■ DATA EXTRACT ■
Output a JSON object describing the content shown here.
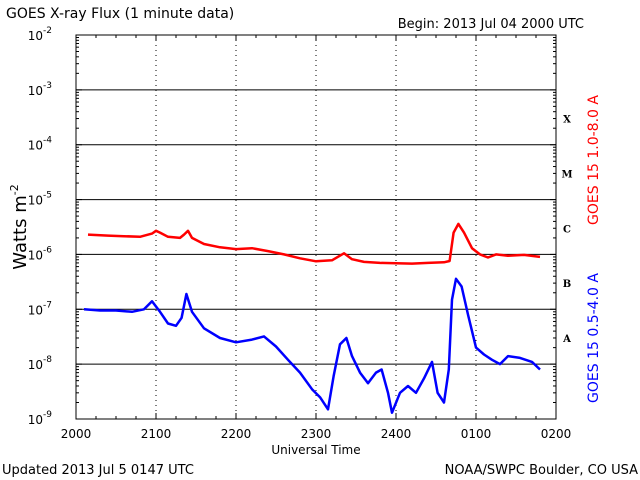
{
  "chart_data": {
    "type": "line",
    "title": "GOES X-ray Flux (1 minute data)",
    "begin_label": "Begin: 2013 Jul 04 2000 UTC",
    "xlabel": "Universal Time",
    "ylabel": "Watts m",
    "ylabel_exp": "-2",
    "y_scale": "log",
    "ylim": [
      1e-09,
      0.01
    ],
    "y_ticks": [
      {
        "value": 0.01,
        "base": "10",
        "exp": "-2"
      },
      {
        "value": 0.001,
        "base": "10",
        "exp": "-3"
      },
      {
        "value": 0.0001,
        "base": "10",
        "exp": "-4"
      },
      {
        "value": 1e-05,
        "base": "10",
        "exp": "-5"
      },
      {
        "value": 1e-06,
        "base": "10",
        "exp": "-6"
      },
      {
        "value": 1e-07,
        "base": "10",
        "exp": "-7"
      },
      {
        "value": 1e-08,
        "base": "10",
        "exp": "-8"
      },
      {
        "value": 1e-09,
        "base": "10",
        "exp": "-9"
      }
    ],
    "x_ticks": [
      "2000",
      "2100",
      "2200",
      "2300",
      "2400",
      "0100",
      "0200"
    ],
    "xlim_hours": [
      0,
      6
    ],
    "flare_classes": [
      {
        "label": "X",
        "value": 0.0003
      },
      {
        "label": "M",
        "value": 3e-05
      },
      {
        "label": "C",
        "value": 3e-06
      },
      {
        "label": "B",
        "value": 3e-07
      },
      {
        "label": "A",
        "value": 3e-08
      }
    ],
    "grid_lines": [
      0.001,
      0.0001,
      1e-05,
      1e-06,
      1e-07,
      1e-08
    ],
    "series": [
      {
        "name": "GOES 15 1.0-8.0 A",
        "color": "#ff0000",
        "points": [
          [
            0.15,
            2.3e-06
          ],
          [
            0.4,
            2.2e-06
          ],
          [
            0.6,
            2.15e-06
          ],
          [
            0.8,
            2.1e-06
          ],
          [
            0.95,
            2.4e-06
          ],
          [
            1.0,
            2.7e-06
          ],
          [
            1.05,
            2.5e-06
          ],
          [
            1.15,
            2.1e-06
          ],
          [
            1.3,
            2e-06
          ],
          [
            1.35,
            2.3e-06
          ],
          [
            1.4,
            2.7e-06
          ],
          [
            1.45,
            2e-06
          ],
          [
            1.6,
            1.55e-06
          ],
          [
            1.8,
            1.35e-06
          ],
          [
            2.0,
            1.25e-06
          ],
          [
            2.2,
            1.3e-06
          ],
          [
            2.4,
            1.15e-06
          ],
          [
            2.6,
            1e-06
          ],
          [
            2.8,
            8.5e-07
          ],
          [
            3.0,
            7.5e-07
          ],
          [
            3.2,
            7.8e-07
          ],
          [
            3.35,
            1.05e-06
          ],
          [
            3.45,
            8.2e-07
          ],
          [
            3.6,
            7.3e-07
          ],
          [
            3.8,
            7e-07
          ],
          [
            4.0,
            6.9e-07
          ],
          [
            4.2,
            6.8e-07
          ],
          [
            4.4,
            7e-07
          ],
          [
            4.6,
            7.2e-07
          ],
          [
            4.67,
            7.6e-07
          ],
          [
            4.72,
            2.5e-06
          ],
          [
            4.78,
            3.6e-06
          ],
          [
            4.85,
            2.5e-06
          ],
          [
            4.95,
            1.3e-06
          ],
          [
            5.05,
            1e-06
          ],
          [
            5.15,
            8.8e-07
          ],
          [
            5.25,
            1e-06
          ],
          [
            5.4,
            9.5e-07
          ],
          [
            5.6,
            9.8e-07
          ],
          [
            5.8,
            9e-07
          ]
        ]
      },
      {
        "name": "GOES 15 0.5-4.0 A",
        "color": "#0000ff",
        "points": [
          [
            0.1,
            1e-07
          ],
          [
            0.3,
            9.5e-08
          ],
          [
            0.5,
            9.5e-08
          ],
          [
            0.7,
            9e-08
          ],
          [
            0.85,
            1e-07
          ],
          [
            0.95,
            1.4e-07
          ],
          [
            1.05,
            9e-08
          ],
          [
            1.15,
            5.5e-08
          ],
          [
            1.25,
            5e-08
          ],
          [
            1.32,
            7e-08
          ],
          [
            1.38,
            1.9e-07
          ],
          [
            1.45,
            9e-08
          ],
          [
            1.6,
            4.5e-08
          ],
          [
            1.8,
            3e-08
          ],
          [
            2.0,
            2.5e-08
          ],
          [
            2.2,
            2.8e-08
          ],
          [
            2.35,
            3.2e-08
          ],
          [
            2.5,
            2.1e-08
          ],
          [
            2.65,
            1.2e-08
          ],
          [
            2.8,
            7e-09
          ],
          [
            2.95,
            3.5e-09
          ],
          [
            3.05,
            2.5e-09
          ],
          [
            3.15,
            1.5e-09
          ],
          [
            3.22,
            6e-09
          ],
          [
            3.3,
            2.3e-08
          ],
          [
            3.38,
            3e-08
          ],
          [
            3.45,
            1.4e-08
          ],
          [
            3.55,
            7e-09
          ],
          [
            3.65,
            4.5e-09
          ],
          [
            3.75,
            7e-09
          ],
          [
            3.82,
            8e-09
          ],
          [
            3.9,
            3e-09
          ],
          [
            3.95,
            1.3e-09
          ],
          [
            4.05,
            3e-09
          ],
          [
            4.15,
            4e-09
          ],
          [
            4.25,
            3e-09
          ],
          [
            4.35,
            5.5e-09
          ],
          [
            4.45,
            1.1e-08
          ],
          [
            4.52,
            3e-09
          ],
          [
            4.6,
            2e-09
          ],
          [
            4.66,
            8e-09
          ],
          [
            4.7,
            1.5e-07
          ],
          [
            4.75,
            3.6e-07
          ],
          [
            4.82,
            2.6e-07
          ],
          [
            4.9,
            8e-08
          ],
          [
            5.0,
            2e-08
          ],
          [
            5.1,
            1.5e-08
          ],
          [
            5.2,
            1.2e-08
          ],
          [
            5.3,
            1e-08
          ],
          [
            5.4,
            1.4e-08
          ],
          [
            5.55,
            1.3e-08
          ],
          [
            5.7,
            1.1e-08
          ],
          [
            5.8,
            8e-09
          ]
        ]
      }
    ]
  },
  "footer": {
    "updated": "Updated 2013 Jul  5 0147 UTC",
    "source": "NOAA/SWPC Boulder, CO USA"
  }
}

■ EXERCISE GOAL ■
Apart from the pictures, the entries above are to be repeated in full and exactly.

■ FULL SOLUTION ■
Output a JSON object describing the content shown here.
{
  "chart_data": {
    "type": "line",
    "title": "GOES X-ray Flux (1 minute data)",
    "begin_label": "Begin: 2013 Jul 04 2000 UTC",
    "xlabel": "Universal Time",
    "ylabel": "Watts m",
    "ylabel_exp": "-2",
    "y_scale": "log",
    "ylim": [
      1e-09,
      0.01
    ],
    "y_ticks": [
      {
        "value": 0.01,
        "base": "10",
        "exp": "-2"
      },
      {
        "value": 0.001,
        "base": "10",
        "exp": "-3"
      },
      {
        "value": 0.0001,
        "base": "10",
        "exp": "-4"
      },
      {
        "value": 1e-05,
        "base": "10",
        "exp": "-5"
      },
      {
        "value": 1e-06,
        "base": "10",
        "exp": "-6"
      },
      {
        "value": 1e-07,
        "base": "10",
        "exp": "-7"
      },
      {
        "value": 1e-08,
        "base": "10",
        "exp": "-8"
      },
      {
        "value": 1e-09,
        "base": "10",
        "exp": "-9"
      }
    ],
    "x_ticks": [
      "2000",
      "2100",
      "2200",
      "2300",
      "2400",
      "0100",
      "0200"
    ],
    "xlim_hours": [
      0,
      6
    ],
    "flare_classes": [
      {
        "label": "X",
        "value": 0.0003
      },
      {
        "label": "M",
        "value": 3e-05
      },
      {
        "label": "C",
        "value": 3e-06
      },
      {
        "label": "B",
        "value": 3e-07
      },
      {
        "label": "A",
        "value": 3e-08
      }
    ],
    "grid_lines": [
      0.001,
      0.0001,
      1e-05,
      1e-06,
      1e-07,
      1e-08
    ],
    "series": [
      {
        "name": "GOES 15 1.0-8.0 A",
        "color": "#ff0000",
        "points": [
          [
            0.15,
            2.3e-06
          ],
          [
            0.4,
            2.2e-06
          ],
          [
            0.6,
            2.15e-06
          ],
          [
            0.8,
            2.1e-06
          ],
          [
            0.95,
            2.4e-06
          ],
          [
            1.0,
            2.7e-06
          ],
          [
            1.05,
            2.5e-06
          ],
          [
            1.15,
            2.1e-06
          ],
          [
            1.3,
            2e-06
          ],
          [
            1.35,
            2.3e-06
          ],
          [
            1.4,
            2.7e-06
          ],
          [
            1.45,
            2e-06
          ],
          [
            1.6,
            1.55e-06
          ],
          [
            1.8,
            1.35e-06
          ],
          [
            2.0,
            1.25e-06
          ],
          [
            2.2,
            1.3e-06
          ],
          [
            2.4,
            1.15e-06
          ],
          [
            2.6,
            1e-06
          ],
          [
            2.8,
            8.5e-07
          ],
          [
            3.0,
            7.5e-07
          ],
          [
            3.2,
            7.8e-07
          ],
          [
            3.35,
            1.05e-06
          ],
          [
            3.45,
            8.2e-07
          ],
          [
            3.6,
            7.3e-07
          ],
          [
            3.8,
            7e-07
          ],
          [
            4.0,
            6.9e-07
          ],
          [
            4.2,
            6.8e-07
          ],
          [
            4.4,
            7e-07
          ],
          [
            4.6,
            7.2e-07
          ],
          [
            4.67,
            7.6e-07
          ],
          [
            4.72,
            2.5e-06
          ],
          [
            4.78,
            3.6e-06
          ],
          [
            4.85,
            2.5e-06
          ],
          [
            4.95,
            1.3e-06
          ],
          [
            5.05,
            1e-06
          ],
          [
            5.15,
            8.8e-07
          ],
          [
            5.25,
            1e-06
          ],
          [
            5.4,
            9.5e-07
          ],
          [
            5.6,
            9.8e-07
          ],
          [
            5.8,
            9e-07
          ]
        ]
      },
      {
        "name": "GOES 15 0.5-4.0 A",
        "color": "#0000ff",
        "points": [
          [
            0.1,
            1e-07
          ],
          [
            0.3,
            9.5e-08
          ],
          [
            0.5,
            9.5e-08
          ],
          [
            0.7,
            9e-08
          ],
          [
            0.85,
            1e-07
          ],
          [
            0.95,
            1.4e-07
          ],
          [
            1.05,
            9e-08
          ],
          [
            1.15,
            5.5e-08
          ],
          [
            1.25,
            5e-08
          ],
          [
            1.32,
            7e-08
          ],
          [
            1.38,
            1.9e-07
          ],
          [
            1.45,
            9e-08
          ],
          [
            1.6,
            4.5e-08
          ],
          [
            1.8,
            3e-08
          ],
          [
            2.0,
            2.5e-08
          ],
          [
            2.2,
            2.8e-08
          ],
          [
            2.35,
            3.2e-08
          ],
          [
            2.5,
            2.1e-08
          ],
          [
            2.65,
            1.2e-08
          ],
          [
            2.8,
            7e-09
          ],
          [
            2.95,
            3.5e-09
          ],
          [
            3.05,
            2.5e-09
          ],
          [
            3.15,
            1.5e-09
          ],
          [
            3.22,
            6e-09
          ],
          [
            3.3,
            2.3e-08
          ],
          [
            3.38,
            3e-08
          ],
          [
            3.45,
            1.4e-08
          ],
          [
            3.55,
            7e-09
          ],
          [
            3.65,
            4.5e-09
          ],
          [
            3.75,
            7e-09
          ],
          [
            3.82,
            8e-09
          ],
          [
            3.9,
            3e-09
          ],
          [
            3.95,
            1.3e-09
          ],
          [
            4.05,
            3e-09
          ],
          [
            4.15,
            4e-09
          ],
          [
            4.25,
            3e-09
          ],
          [
            4.35,
            5.5e-09
          ],
          [
            4.45,
            1.1e-08
          ],
          [
            4.52,
            3e-09
          ],
          [
            4.6,
            2e-09
          ],
          [
            4.66,
            8e-09
          ],
          [
            4.7,
            1.5e-07
          ],
          [
            4.75,
            3.6e-07
          ],
          [
            4.82,
            2.6e-07
          ],
          [
            4.9,
            8e-08
          ],
          [
            5.0,
            2e-08
          ],
          [
            5.1,
            1.5e-08
          ],
          [
            5.2,
            1.2e-08
          ],
          [
            5.3,
            1e-08
          ],
          [
            5.4,
            1.4e-08
          ],
          [
            5.55,
            1.3e-08
          ],
          [
            5.7,
            1.1e-08
          ],
          [
            5.8,
            8e-09
          ]
        ]
      }
    ]
  },
  "footer": {
    "updated": "Updated 2013 Jul  5 0147 UTC",
    "source": "NOAA/SWPC Boulder, CO USA"
  }
}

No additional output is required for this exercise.